TASK DETAILS:
Every entry must be echoed exactly.
=======
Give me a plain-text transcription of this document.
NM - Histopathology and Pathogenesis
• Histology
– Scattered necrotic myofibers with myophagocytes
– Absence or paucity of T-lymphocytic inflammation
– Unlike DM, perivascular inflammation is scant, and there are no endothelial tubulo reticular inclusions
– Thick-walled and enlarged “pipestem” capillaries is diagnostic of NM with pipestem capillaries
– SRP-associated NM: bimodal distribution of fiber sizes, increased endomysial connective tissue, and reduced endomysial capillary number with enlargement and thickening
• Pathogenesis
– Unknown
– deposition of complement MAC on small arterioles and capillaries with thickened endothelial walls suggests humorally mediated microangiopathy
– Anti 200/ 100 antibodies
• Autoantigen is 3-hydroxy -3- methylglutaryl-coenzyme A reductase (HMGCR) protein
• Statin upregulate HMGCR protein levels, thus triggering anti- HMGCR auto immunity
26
=======
REPLY TO THE TASK:
Give me a plain-text transcription of this document.
NM - Histopathology and Pathogenesis
• Histology
– Scattered necrotic myofibers with myophagocytes
– Absence or paucity of T-lymphocytic inflammation
– Unlike DM, perivascular inflammation is scant, and there are no endothelial tubulo reticular inclusions
– Thick-walled and enlarged “pipestem” capillaries is diagnostic of NM with pipestem capillaries
– SRP-associated NM: bimodal distribution of fiber sizes, increased endomysial connective tissue, and reduced endomysial capillary number with enlargement and thickening
• Pathogenesis
– Unknown
– deposition of complement MAC on small arterioles and capillaries with thickened endothelial walls suggests humorally mediated microangiopathy
– Anti 200/ 100 antibodies
• Autoantigen is 3-hydroxy -3- methylglutaryl-coenzyme A reductase (HMGCR) protein
• Statin upregulate HMGCR protein levels, thus triggering anti- HMGCR auto immunity
26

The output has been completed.